In the bracing of tall piers, the rising members of which will be subject to any considerable stress, if the diagonal members are not finally secured when the piers are under their full load, or an initial stress of proper amount induced in those members, the effect of loading will be to render them slack; so that an appreciable amount of movement at the top may occur before it can be limited by the efficient action of the bracings. This effect under blasts of wind or continual passage of trains may, indeed, be dangerous. Similar considerations apply to the top wind bracing of deep girder bridges, influencing also the bottom bracing in a contrary manner, which calls for attention in fixing the unit stresses for such members.
The bracing of sea-piers is very liable to slacken if made with pin-and-eye ends, as is often done for round rods. The detail presents advantages in erection, but is not altogether satisfactory in practice. Such connections are continually working. In the finest weather, with the sea quite smooth but for an almost imperceptible wave movement, the lower parts of such structures will be found, as a rule, to have some slight motion. This is very trying to bracing; nor is there room for surprise when it is considered that these oscillations, occurring at about ten to each minute, never wholly cease, and amount in the course of one year to over five million in number.
Bracing attached in such a manner that there can be no initial slack, or slack due to wear under endless repetitions of small amounts of stress, will have a much better chance to keep tight. The advantage presented by round rods in offering little surface to the water, is more than negatived by inefficiency of the usual attachments for such rods.
The author has observed that bracing of members possessing some stiffness, and with good end attachments to ample surfaces, appears to stand best in ordinary sea-pier work. For such structures the bracing should consist of a few good members, with a solid form of attachment, rather than of a multiplicity of lighter adjustable members, which will commonly give great trouble in maintenance; being very possibly also, in the case of sea-pier work, in unskilled hands. If round rods must be used, they will stand much better if made of large diameter.
Before leaving the subject of bracing, it may not be out of place to refer to wind pressure, as this may so much affect the proportioning of the members.
Some years since the author had occasion to examine a number of structures with respect to their stability. Of foot-bridges from 60 feet to 120 feet long, three or four, when calculated on the basis recommended by the Board of Trade as to pressures upon open-work structures, worked out at an overturning pressure of from 18 lb. to 22 lb. per square foot. These bridges had been many years in existence; it is, therefore, fair to assume that no such wind in the direction required for overturning had expended its force upon them as to the whole surface.

**Task brief**.
Answer these questions using the passage on bracing for piers and bridges above.
(a) About how many oscillations per minute does the passage give for the lower parts of sea-piers in fine weather?
(b) What overturning pressure range did the calculations give for the foot-bridges examined?
(c) If round rods must be used, what does the passage say will make them stand much better?

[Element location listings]
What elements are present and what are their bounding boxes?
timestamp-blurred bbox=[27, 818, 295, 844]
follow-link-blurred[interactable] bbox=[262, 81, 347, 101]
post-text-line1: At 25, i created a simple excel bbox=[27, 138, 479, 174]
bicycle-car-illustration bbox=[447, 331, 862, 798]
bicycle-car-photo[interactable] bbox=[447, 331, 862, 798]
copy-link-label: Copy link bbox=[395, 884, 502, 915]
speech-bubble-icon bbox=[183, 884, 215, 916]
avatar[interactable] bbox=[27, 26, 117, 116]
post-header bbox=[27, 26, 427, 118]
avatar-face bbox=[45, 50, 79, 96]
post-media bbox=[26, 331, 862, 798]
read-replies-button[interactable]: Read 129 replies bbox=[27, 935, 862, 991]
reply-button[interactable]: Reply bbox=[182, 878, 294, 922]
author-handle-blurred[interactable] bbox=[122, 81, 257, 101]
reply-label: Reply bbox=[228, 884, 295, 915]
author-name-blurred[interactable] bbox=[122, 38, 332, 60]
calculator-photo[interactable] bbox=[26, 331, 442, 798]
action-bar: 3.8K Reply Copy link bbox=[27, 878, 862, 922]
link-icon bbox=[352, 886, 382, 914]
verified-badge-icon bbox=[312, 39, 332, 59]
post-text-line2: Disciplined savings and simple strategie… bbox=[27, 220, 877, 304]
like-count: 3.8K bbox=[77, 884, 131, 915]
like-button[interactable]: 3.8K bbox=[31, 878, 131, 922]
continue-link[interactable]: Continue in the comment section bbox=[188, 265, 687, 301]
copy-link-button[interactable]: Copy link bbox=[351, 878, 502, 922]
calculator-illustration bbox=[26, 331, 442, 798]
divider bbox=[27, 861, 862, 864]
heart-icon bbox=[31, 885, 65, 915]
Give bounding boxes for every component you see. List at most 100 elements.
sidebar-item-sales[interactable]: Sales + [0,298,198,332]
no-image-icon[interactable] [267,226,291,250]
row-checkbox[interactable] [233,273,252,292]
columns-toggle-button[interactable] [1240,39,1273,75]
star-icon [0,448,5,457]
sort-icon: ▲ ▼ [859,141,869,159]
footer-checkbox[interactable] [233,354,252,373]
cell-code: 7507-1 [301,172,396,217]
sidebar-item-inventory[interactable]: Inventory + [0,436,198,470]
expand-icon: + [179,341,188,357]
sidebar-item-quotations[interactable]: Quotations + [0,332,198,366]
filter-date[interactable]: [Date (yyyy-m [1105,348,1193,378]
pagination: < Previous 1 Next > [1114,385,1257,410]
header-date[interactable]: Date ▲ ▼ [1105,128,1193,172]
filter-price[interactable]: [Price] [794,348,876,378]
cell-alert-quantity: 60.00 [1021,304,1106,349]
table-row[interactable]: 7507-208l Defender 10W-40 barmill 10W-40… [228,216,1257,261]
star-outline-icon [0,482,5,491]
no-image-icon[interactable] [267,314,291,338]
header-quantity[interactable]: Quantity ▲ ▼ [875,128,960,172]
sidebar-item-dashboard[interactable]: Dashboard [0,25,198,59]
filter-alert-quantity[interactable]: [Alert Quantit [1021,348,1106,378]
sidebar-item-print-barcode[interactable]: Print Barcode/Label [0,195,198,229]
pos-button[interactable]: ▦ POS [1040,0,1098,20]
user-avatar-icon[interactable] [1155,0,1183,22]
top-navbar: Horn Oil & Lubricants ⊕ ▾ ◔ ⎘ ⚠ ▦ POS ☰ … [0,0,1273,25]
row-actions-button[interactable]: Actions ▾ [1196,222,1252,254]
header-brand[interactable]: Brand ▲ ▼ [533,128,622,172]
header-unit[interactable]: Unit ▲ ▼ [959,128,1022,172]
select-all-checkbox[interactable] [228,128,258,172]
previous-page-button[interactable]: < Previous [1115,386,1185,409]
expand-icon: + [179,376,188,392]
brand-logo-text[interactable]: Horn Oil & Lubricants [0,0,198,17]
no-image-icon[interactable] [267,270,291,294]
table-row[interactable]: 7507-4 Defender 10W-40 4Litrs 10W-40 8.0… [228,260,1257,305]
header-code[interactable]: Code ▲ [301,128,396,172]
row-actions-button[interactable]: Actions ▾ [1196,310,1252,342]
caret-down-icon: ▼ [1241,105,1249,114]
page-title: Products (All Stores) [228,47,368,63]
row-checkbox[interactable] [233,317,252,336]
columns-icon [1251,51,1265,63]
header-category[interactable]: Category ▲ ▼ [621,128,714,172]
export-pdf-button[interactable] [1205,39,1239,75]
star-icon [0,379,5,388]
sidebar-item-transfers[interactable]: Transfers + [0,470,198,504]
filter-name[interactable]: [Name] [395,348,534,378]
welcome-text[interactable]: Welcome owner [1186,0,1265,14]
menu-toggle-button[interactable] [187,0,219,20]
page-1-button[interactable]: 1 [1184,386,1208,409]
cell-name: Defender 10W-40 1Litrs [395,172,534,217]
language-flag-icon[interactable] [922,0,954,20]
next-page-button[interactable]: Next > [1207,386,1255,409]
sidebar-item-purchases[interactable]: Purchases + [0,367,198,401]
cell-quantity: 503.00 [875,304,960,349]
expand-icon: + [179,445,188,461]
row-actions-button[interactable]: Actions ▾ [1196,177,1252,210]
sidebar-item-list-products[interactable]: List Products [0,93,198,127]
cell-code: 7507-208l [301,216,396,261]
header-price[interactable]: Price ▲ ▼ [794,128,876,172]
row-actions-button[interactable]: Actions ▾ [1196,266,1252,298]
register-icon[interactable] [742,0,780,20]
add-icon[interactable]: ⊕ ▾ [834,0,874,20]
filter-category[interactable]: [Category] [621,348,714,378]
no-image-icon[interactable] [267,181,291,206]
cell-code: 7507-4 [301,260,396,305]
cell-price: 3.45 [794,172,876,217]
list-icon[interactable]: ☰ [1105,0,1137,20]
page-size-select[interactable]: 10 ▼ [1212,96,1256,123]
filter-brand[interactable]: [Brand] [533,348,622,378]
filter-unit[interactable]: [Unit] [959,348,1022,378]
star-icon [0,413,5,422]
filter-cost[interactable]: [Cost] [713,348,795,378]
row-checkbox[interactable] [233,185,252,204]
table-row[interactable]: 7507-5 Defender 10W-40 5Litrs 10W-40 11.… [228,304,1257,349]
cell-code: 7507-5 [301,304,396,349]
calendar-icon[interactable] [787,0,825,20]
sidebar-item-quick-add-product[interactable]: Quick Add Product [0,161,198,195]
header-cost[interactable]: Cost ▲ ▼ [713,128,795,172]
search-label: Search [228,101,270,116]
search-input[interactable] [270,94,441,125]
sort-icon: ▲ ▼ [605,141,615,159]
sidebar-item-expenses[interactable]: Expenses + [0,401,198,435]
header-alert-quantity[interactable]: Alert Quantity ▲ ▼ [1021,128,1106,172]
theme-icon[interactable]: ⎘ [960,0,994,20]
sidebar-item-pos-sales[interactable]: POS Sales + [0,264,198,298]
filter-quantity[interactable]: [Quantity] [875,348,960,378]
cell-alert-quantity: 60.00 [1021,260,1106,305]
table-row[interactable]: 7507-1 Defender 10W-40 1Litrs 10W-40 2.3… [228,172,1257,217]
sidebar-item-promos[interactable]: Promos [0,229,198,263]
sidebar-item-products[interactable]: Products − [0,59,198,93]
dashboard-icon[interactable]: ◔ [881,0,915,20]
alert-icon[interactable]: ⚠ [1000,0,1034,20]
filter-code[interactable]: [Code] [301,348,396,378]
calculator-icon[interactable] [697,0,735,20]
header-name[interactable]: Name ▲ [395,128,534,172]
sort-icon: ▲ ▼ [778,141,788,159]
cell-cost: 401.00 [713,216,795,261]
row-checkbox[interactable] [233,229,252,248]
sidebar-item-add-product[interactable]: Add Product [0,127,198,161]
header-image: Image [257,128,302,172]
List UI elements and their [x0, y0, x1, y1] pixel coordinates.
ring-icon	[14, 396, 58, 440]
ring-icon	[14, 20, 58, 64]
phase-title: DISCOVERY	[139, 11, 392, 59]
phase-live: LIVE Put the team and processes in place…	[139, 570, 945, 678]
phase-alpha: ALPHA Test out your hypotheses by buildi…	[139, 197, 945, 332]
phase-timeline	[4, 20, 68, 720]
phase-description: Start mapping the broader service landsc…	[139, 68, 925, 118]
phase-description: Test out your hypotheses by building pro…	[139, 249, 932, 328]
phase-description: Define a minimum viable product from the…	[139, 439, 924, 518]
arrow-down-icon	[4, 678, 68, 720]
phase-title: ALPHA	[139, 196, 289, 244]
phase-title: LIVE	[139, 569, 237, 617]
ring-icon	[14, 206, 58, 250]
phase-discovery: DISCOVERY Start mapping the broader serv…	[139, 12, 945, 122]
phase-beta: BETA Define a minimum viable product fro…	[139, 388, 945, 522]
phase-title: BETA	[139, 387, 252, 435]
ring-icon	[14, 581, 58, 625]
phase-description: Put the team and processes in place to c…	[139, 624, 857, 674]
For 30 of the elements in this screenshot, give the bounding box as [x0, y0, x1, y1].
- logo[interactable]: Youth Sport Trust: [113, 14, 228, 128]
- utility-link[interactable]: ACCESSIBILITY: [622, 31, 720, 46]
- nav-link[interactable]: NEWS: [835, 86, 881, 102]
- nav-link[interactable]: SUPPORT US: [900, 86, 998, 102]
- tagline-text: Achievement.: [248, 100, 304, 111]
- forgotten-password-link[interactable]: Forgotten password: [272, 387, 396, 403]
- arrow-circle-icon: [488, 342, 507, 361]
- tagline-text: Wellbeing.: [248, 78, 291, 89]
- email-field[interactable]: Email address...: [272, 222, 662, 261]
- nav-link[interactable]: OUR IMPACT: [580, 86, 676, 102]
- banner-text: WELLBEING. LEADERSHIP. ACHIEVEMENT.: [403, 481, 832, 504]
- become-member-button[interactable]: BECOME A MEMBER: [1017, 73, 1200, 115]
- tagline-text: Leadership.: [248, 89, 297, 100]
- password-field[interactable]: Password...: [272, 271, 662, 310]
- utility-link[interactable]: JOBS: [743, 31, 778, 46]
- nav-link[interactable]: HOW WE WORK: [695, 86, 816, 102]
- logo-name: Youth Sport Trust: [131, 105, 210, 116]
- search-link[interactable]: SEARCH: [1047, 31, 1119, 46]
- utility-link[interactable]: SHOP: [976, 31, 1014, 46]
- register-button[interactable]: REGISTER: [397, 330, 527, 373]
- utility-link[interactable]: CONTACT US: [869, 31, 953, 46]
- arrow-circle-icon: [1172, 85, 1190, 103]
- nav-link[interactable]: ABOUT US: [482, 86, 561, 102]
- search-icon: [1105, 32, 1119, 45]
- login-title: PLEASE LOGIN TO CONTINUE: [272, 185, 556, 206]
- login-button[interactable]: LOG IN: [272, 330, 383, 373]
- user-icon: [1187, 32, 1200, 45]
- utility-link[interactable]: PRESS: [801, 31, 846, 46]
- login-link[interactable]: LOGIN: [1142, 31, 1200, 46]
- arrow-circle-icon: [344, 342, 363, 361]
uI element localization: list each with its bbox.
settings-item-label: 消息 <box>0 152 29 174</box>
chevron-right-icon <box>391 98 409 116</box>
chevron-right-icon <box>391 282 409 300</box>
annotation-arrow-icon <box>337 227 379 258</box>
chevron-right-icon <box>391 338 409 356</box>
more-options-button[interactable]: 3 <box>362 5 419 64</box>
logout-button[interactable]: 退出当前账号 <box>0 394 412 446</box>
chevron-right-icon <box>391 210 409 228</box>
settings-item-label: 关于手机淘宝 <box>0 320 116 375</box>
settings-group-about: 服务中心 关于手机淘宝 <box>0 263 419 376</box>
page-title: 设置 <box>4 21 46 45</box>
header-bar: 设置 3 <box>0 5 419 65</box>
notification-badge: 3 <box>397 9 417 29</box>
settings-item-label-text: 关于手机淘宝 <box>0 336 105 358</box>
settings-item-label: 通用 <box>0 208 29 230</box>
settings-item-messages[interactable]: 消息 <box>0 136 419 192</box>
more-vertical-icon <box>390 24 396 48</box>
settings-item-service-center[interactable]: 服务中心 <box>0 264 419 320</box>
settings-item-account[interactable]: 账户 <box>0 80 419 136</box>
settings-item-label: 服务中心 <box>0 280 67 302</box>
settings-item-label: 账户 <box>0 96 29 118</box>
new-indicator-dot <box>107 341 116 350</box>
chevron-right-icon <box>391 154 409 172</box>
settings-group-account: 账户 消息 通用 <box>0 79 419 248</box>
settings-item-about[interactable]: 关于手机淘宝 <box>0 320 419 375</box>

**In response**.
(a) About ten per minute.
(b) From 18 lb. to 22 lb. per square foot.
(c) Making them of large diameter.